**Task directions:**
Without altering anything, repeat each of the records.

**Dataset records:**
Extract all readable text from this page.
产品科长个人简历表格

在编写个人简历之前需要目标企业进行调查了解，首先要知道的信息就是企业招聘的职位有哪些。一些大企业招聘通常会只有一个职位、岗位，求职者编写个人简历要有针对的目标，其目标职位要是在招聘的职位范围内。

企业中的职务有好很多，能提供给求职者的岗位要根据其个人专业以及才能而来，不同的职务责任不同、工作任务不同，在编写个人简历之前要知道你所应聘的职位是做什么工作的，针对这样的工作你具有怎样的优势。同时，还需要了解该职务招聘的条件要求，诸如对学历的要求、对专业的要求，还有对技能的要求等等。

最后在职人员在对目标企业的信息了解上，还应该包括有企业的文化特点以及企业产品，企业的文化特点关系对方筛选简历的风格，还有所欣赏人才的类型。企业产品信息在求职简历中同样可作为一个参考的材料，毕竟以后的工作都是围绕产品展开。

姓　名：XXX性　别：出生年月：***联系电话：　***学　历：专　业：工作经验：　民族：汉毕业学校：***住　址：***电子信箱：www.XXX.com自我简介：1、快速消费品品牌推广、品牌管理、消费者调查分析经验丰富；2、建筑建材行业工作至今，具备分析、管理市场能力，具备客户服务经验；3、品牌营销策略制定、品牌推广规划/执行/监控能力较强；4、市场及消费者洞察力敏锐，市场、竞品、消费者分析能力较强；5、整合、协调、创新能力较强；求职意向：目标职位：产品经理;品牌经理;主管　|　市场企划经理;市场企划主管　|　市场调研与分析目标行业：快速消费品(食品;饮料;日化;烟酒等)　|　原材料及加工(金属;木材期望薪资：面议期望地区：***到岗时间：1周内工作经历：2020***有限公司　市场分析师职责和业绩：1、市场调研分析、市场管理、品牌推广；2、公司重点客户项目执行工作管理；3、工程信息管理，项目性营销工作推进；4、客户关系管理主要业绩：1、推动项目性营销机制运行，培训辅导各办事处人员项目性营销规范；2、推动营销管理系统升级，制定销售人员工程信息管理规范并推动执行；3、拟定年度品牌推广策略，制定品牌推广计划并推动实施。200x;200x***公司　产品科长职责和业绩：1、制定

**Response to the task:**
Extract all readable text from this page.
产品科长个人简历表格

在编写个人简历之前需要目标企业进行调查了解，首先要知道的信息就是企业招聘的职位有哪些。一些大企业招聘通常会只有一个职位、岗位，求职者编写个人简历要有针对的目标，其目标职位要是在招聘的职位范围内。

企业中的职务有好很多，能提供给求职者的岗位要根据其个人专业以及才能而来，不同的职务责任不同、工作任务不同，在编写个人简历之前要知道你所应聘的职位是做什么工作的，针对这样的工作你具有怎样的优势。同时，还需要了解该职务招聘的条件要求，诸如对学历的要求、对专业的要求，还有对技能的要求等等。

最后在职人员在对目标企业的信息了解上，还应该包括有企业的文化特点以及企业产品，企业的文化特点关系对方筛选简历的风格，还有所欣赏人才的类型。企业产品信息在求职简历中同样可作为一个参考的材料，毕竟以后的工作都是围绕产品展开。

姓　名：XXX性　别：出生年月：***联系电话：　***学　历：专　业：工作经验：　民族：汉毕业学校：***住　址：***电子信箱：www.XXX.com自我简介：1、快速消费品品牌推广、品牌管理、消费者调查分析经验丰富；2、建筑建材行业工作至今，具备分析、管理市场能力，具备客户服务经验；3、品牌营销策略制定、品牌推广规划/执行/监控能力较强；4、市场及消费者洞察力敏锐，市场、竞品、消费者分析能力较强；5、整合、协调、创新能力较强；求职意向：目标职位：产品经理;品牌经理;主管　|　市场企划经理;市场企划主管　|　市场调研与分析目标行业：快速消费品(食品;饮料;日化;烟酒等)　|　原材料及加工(金属;木材期望薪资：面议期望地区：***到岗时间：1周内工作经历：2020***有限公司　市场分析师职责和业绩：1、市场调研分析、市场管理、品牌推广；2、公司重点客户项目执行工作管理；3、工程信息管理，项目性营销工作推进；4、客户关系管理主要业绩：1、推动项目性营销机制运行，培训辅导各办事处人员项目性营销规范；2、推动营销管理系统升级，制定销售人员工程信息管理规范并推动执行；3、拟定年度品牌推广策略，制定品牌推广计划并推动实施。200x;200x***公司　产品科长职责和业绩：1、制定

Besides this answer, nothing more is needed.